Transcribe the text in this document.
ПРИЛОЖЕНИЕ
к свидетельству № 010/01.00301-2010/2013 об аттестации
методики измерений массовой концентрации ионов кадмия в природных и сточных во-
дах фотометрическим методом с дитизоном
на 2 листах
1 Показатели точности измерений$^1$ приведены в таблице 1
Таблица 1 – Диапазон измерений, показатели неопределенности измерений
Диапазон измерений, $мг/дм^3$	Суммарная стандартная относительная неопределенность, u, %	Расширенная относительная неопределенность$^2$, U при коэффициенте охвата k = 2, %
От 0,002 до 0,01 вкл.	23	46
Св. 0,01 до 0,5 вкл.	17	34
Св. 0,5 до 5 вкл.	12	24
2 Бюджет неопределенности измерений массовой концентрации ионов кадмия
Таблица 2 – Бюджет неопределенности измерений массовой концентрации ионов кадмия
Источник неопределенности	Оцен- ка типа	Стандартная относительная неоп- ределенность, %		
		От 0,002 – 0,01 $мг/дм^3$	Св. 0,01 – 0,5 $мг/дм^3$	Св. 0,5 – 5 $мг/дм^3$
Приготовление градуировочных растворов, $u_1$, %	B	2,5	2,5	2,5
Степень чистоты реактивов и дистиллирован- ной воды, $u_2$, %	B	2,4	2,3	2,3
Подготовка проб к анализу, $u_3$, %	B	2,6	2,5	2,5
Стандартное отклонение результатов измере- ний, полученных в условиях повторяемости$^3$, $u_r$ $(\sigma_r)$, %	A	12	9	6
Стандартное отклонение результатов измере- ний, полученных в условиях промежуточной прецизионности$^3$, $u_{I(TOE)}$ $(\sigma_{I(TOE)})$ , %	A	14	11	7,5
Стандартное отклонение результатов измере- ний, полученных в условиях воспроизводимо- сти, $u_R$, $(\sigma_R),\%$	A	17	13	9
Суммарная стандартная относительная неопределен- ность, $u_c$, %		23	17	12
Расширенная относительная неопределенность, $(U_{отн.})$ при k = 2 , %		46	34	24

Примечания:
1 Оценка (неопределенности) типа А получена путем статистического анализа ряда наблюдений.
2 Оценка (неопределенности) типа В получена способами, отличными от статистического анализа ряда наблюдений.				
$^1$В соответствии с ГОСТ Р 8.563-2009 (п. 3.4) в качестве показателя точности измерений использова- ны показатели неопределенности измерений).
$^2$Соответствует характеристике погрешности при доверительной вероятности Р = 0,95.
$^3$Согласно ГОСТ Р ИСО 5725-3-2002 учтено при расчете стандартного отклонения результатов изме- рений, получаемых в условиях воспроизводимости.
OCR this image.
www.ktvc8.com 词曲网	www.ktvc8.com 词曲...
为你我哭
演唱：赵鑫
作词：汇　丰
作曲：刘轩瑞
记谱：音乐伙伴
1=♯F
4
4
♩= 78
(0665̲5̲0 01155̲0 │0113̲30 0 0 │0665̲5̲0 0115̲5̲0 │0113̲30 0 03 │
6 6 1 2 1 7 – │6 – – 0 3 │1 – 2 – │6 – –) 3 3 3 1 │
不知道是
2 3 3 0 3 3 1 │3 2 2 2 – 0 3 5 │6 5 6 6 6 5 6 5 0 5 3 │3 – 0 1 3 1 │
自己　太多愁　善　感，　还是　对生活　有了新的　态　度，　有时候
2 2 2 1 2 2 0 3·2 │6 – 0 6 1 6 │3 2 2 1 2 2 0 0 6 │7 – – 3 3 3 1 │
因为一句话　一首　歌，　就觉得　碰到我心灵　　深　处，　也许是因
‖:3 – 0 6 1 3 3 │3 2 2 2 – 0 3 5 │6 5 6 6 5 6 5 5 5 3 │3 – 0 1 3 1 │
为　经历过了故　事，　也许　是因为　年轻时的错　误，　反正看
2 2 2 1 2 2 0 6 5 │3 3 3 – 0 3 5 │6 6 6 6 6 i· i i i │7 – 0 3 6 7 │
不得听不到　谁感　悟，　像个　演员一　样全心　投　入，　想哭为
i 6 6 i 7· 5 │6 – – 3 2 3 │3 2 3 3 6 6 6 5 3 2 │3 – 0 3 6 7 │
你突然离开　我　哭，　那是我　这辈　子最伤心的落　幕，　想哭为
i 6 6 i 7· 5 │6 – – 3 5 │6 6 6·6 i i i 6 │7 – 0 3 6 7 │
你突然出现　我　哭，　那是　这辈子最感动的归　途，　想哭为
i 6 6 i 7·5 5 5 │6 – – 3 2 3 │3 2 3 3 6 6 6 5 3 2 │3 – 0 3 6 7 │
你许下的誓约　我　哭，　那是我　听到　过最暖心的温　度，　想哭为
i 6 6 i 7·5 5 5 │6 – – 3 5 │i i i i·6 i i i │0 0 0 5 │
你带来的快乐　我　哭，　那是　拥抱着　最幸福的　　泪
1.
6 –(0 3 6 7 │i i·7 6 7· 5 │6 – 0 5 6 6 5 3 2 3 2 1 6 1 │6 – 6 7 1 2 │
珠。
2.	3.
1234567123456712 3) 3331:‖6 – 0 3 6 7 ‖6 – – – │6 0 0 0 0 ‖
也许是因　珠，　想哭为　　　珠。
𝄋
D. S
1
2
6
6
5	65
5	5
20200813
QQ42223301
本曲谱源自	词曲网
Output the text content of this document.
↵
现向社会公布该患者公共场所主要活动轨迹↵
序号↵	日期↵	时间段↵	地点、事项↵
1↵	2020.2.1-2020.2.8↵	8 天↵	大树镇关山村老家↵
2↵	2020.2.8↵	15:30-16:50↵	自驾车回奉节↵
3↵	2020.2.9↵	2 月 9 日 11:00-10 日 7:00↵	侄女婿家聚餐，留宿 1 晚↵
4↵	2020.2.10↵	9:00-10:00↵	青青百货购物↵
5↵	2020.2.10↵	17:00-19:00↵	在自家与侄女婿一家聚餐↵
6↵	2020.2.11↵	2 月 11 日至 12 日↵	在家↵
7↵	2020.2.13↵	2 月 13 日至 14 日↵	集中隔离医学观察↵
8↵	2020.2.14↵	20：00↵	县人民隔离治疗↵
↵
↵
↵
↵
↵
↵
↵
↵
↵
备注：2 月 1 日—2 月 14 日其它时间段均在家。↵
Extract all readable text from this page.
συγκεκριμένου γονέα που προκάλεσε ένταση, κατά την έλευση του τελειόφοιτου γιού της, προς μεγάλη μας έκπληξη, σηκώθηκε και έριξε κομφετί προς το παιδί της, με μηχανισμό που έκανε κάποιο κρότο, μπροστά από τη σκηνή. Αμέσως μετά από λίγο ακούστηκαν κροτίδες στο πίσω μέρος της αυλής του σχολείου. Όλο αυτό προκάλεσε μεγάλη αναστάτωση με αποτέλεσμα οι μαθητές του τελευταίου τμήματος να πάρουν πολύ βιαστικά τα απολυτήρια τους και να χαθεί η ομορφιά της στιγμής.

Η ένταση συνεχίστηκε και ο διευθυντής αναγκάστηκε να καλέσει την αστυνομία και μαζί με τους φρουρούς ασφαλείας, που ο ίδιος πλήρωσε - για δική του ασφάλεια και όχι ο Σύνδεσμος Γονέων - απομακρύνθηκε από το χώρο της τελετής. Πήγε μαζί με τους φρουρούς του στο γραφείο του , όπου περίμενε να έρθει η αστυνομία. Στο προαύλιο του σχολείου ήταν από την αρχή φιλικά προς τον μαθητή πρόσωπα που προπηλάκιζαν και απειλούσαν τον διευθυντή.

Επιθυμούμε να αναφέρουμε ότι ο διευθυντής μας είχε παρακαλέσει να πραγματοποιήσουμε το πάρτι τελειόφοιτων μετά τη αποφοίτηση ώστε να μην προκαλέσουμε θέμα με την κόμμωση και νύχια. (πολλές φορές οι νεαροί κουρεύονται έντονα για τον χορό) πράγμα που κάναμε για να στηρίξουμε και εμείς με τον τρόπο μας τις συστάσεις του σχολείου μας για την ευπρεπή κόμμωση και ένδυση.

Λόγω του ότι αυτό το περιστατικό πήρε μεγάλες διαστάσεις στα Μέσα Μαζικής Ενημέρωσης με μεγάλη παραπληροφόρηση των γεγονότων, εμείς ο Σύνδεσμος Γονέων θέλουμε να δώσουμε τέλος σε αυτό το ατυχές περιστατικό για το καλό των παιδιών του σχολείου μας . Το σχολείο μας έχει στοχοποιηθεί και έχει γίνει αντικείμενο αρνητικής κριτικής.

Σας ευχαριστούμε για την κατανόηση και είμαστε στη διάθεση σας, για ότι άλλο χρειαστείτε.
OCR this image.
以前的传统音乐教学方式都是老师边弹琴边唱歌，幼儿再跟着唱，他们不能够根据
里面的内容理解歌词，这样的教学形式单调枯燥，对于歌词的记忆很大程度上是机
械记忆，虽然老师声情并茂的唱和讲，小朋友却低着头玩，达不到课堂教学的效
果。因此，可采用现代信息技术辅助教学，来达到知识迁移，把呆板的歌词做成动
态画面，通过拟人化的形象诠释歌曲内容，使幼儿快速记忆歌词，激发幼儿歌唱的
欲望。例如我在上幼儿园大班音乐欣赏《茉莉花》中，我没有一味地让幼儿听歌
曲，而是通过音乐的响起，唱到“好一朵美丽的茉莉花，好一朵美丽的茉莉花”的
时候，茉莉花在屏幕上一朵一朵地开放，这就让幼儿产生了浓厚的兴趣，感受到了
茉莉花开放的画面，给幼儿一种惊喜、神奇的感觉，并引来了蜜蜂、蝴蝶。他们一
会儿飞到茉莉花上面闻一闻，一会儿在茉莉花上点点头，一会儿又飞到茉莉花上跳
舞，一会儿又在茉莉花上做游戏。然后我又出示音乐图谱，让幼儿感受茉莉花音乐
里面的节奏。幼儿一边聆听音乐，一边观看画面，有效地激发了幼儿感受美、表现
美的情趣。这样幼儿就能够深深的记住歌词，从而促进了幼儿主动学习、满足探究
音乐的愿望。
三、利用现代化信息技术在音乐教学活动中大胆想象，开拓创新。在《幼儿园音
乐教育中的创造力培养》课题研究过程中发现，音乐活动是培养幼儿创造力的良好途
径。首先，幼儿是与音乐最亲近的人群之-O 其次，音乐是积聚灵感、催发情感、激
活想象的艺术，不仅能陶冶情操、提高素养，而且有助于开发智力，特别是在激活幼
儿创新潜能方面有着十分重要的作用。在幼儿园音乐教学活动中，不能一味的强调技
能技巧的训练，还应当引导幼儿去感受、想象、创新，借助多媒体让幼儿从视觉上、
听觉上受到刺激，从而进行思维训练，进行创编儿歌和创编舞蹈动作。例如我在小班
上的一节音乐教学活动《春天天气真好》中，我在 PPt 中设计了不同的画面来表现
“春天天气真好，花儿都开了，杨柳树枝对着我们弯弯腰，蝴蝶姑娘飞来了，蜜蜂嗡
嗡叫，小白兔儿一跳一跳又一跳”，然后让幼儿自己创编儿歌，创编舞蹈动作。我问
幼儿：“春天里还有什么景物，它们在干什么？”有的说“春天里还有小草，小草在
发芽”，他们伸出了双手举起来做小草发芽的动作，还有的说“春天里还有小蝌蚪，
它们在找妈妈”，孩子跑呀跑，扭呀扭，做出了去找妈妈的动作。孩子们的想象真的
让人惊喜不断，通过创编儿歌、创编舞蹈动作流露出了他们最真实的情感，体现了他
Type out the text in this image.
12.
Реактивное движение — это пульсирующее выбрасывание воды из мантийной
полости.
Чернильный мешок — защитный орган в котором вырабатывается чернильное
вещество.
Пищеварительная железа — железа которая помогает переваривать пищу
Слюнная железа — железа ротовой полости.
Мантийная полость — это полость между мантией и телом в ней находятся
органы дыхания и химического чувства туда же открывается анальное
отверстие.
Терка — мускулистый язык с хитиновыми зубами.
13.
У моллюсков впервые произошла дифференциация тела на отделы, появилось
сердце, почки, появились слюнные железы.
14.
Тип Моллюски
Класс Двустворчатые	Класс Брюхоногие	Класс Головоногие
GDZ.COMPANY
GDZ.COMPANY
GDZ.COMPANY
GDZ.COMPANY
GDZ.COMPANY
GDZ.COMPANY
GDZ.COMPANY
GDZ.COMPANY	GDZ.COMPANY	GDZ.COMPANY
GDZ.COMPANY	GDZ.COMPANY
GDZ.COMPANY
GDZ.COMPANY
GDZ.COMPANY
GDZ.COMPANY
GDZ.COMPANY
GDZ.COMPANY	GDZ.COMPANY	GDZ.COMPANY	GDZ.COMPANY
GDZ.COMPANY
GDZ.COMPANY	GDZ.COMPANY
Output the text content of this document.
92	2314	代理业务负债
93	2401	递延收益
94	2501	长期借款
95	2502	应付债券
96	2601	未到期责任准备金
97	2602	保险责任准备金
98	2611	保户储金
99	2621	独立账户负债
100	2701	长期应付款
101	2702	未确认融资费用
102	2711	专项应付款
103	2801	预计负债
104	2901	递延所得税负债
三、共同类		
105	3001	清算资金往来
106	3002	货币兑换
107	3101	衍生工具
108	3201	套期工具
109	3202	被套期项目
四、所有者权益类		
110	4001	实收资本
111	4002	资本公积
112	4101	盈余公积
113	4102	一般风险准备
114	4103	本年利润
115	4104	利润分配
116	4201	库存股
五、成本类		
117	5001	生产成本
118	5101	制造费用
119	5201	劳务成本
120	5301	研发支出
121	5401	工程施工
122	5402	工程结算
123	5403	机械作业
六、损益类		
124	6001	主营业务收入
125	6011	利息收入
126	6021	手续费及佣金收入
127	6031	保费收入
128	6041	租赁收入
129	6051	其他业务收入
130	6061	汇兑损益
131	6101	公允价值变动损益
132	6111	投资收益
···
▶ _Task goal_
Copy out each line of the records where the string "διευθυντής" appears.

▶ _Response to this exercise_
Η ένταση συνεχίστηκε και ο διευθυντής αναγκάστηκε να καλέσει την αστυνομία και μαζί με τους φρουρούς ασφαλείας, που ο ίδιος πλήρωσε - για δική του ασφάλεια και όχι ο Σύνδεσμος Γονέων - απομακρύνθηκε από το χώρο της τελετής. Πήγε μαζί με τους φρουρούς του στο γραφείο του , όπου περίμενε να έρθει η αστυνομία. Στο προαύλιο του σχολείου ήταν από την αρχή φιλικά προς τον μαθητή πρόσωπα που προπηλάκιζαν και απειλούσαν τον διευθυντή.
Επιθυμούμε να αναφέρουμε ότι ο διευθυντής μας είχε παρακαλέσει να πραγματοποιήσουμε το πάρτι τελειόφοιτων μετά τη αποφοίτηση ώστε να μην προκαλέσουμε θέμα με την κόμμωση και νύχια. (πολλές φορές οι νεαροί κουρεύονται έντονα για τον χορό) πράγμα που κάναμε για να στηρίξουμε και εμείς με τον τρόπο μας τις συστάσεις του σχολείου μας για την ευπρεπή κόμμωση και ένδυση.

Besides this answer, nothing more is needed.